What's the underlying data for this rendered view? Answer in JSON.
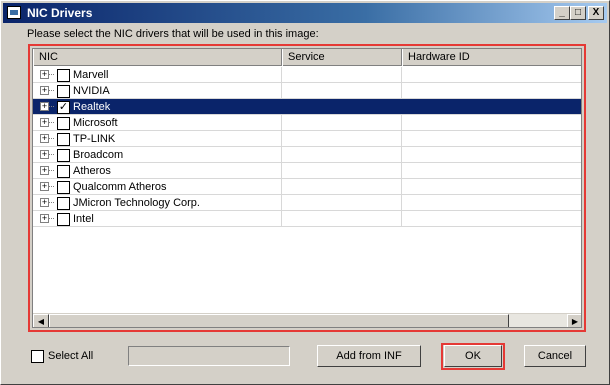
{
  "window": {
    "title": "NIC Drivers",
    "minimize": "_",
    "maximize": "□",
    "close": "X"
  },
  "prompt": "Please select the NIC drivers that will be used in this image:",
  "table": {
    "columns": [
      "NIC",
      "Service",
      "Hardware ID"
    ],
    "rows": [
      {
        "label": "Marvell",
        "checked": false,
        "selected": false
      },
      {
        "label": "NVIDIA",
        "checked": false,
        "selected": false
      },
      {
        "label": "Realtek",
        "checked": true,
        "selected": true
      },
      {
        "label": "Microsoft",
        "checked": false,
        "selected": false
      },
      {
        "label": "TP-LINK",
        "checked": false,
        "selected": false
      },
      {
        "label": "Broadcom",
        "checked": false,
        "selected": false
      },
      {
        "label": "Atheros",
        "checked": false,
        "selected": false
      },
      {
        "label": "Qualcomm Atheros",
        "checked": false,
        "selected": false
      },
      {
        "label": "JMicron Technology Corp.",
        "checked": false,
        "selected": false
      },
      {
        "label": "Intel",
        "checked": false,
        "selected": false
      }
    ],
    "expander": "+"
  },
  "footer": {
    "select_all_label": "Select All",
    "add_from_inf_label": "Add from INF",
    "ok_label": "OK",
    "cancel_label": "Cancel"
  },
  "colors": {
    "highlight": "#e53935",
    "selection": "#0a246a"
  }
}
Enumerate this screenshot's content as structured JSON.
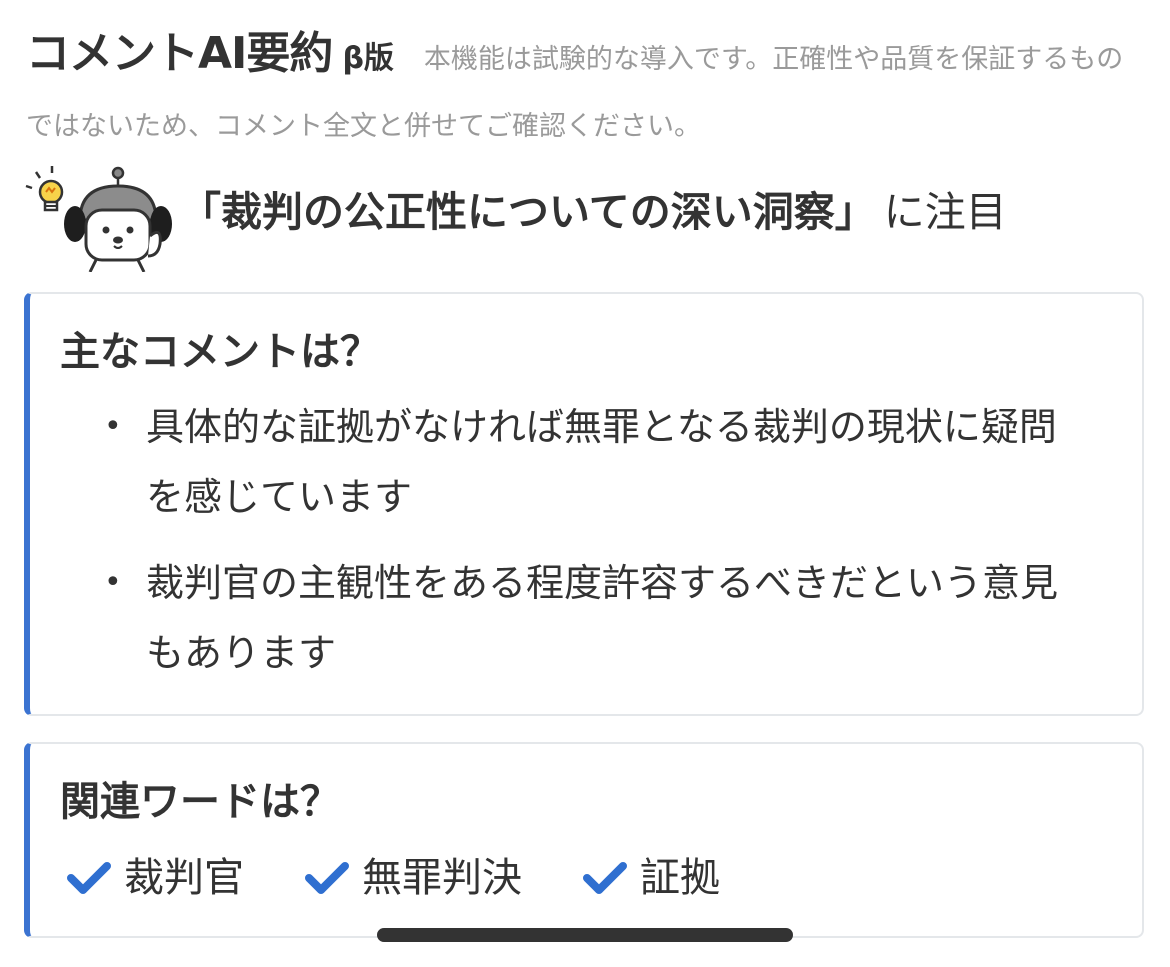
{
  "header": {
    "title": "コメントAI要約",
    "beta_label": "β版",
    "disclaimer": "本機能は試験的な導入です。正確性や品質を保証するものではないため、コメント全文と併せてご確認ください。"
  },
  "focus": {
    "topic": "「裁判の公正性についての深い洞察」",
    "suffix": "に注目"
  },
  "main_comments": {
    "heading": "主なコメントは？",
    "items": [
      "具体的な証拠がなければ無罪となる裁判の現状に疑問を感じています",
      "裁判官の主観性をある程度許容するべきだという意見もあります"
    ]
  },
  "related_words": {
    "heading": "関連ワードは？",
    "items": [
      "裁判官",
      "無罪判決",
      "証拠"
    ]
  },
  "icons": {
    "mascot": "robot-dog-mascot-icon",
    "lightbulb": "lightbulb-icon",
    "check": "check-icon",
    "bullet": "•"
  },
  "colors": {
    "accent": "#3b73d1",
    "check": "#2f6fd0",
    "muted_text": "#9a9a9a",
    "text": "#333333"
  }
}
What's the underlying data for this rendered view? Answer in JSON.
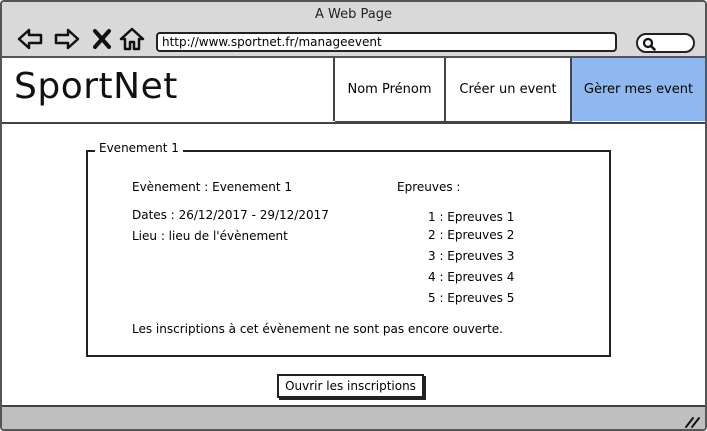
{
  "window": {
    "title": "A Web Page"
  },
  "browser": {
    "url": "http://www.sportnet.fr/manageevent"
  },
  "header": {
    "logo": "SportNet",
    "nav": [
      {
        "label": "Nom Prénom"
      },
      {
        "label": "Créer un event"
      },
      {
        "label": "Gèrer mes event"
      }
    ]
  },
  "event": {
    "legend": "Evenement 1",
    "name_line": "Evènement : Evenement 1",
    "dates_line": "Dates : 26/12/2017 - 29/12/2017",
    "place_line": "Lieu : lieu de l'évènement",
    "epreuves_title": "Epreuves :",
    "epreuves": [
      "1 : Epreuves 1",
      "2 : Epreuves 2",
      "3 : Epreuves 3",
      "4 : Epreuves 4",
      "5 : Epreuves 5"
    ],
    "status": "Les inscriptions à cet évènement ne sont pas encore ouverte."
  },
  "actions": {
    "open_registrations": "Ouvrir les inscriptions"
  },
  "colors": {
    "active_tab": "#8fb8f0",
    "chrome": "#d9d9d9",
    "footer": "#bfbfbf"
  }
}
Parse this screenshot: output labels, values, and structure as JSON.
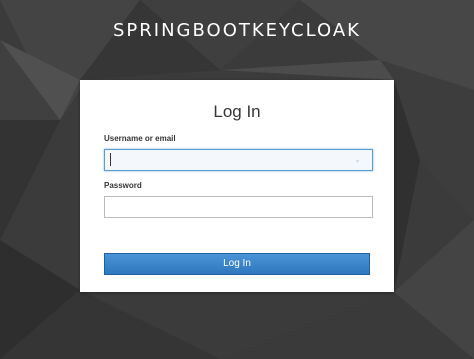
{
  "realm": {
    "title": "SPRINGBOOTKEYCLOAK"
  },
  "login": {
    "title": "Log In",
    "username_label": "Username or email",
    "username_value": "",
    "password_label": "Password",
    "password_value": "",
    "submit_label": "Log In"
  },
  "colors": {
    "background": "#3a3a3a",
    "card": "#ffffff",
    "button": "#3a86cc",
    "focus_border": "#5d9ad3"
  }
}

**GIVEN PROBLEM**
In the listing, find every line containing the word "évènement" and list it.

**OUTPUT BELOW**
    "place_line": "Lieu : lieu de l'évènement",
    "status": "Les inscriptions à cet évènement ne sont pas encore ouverte."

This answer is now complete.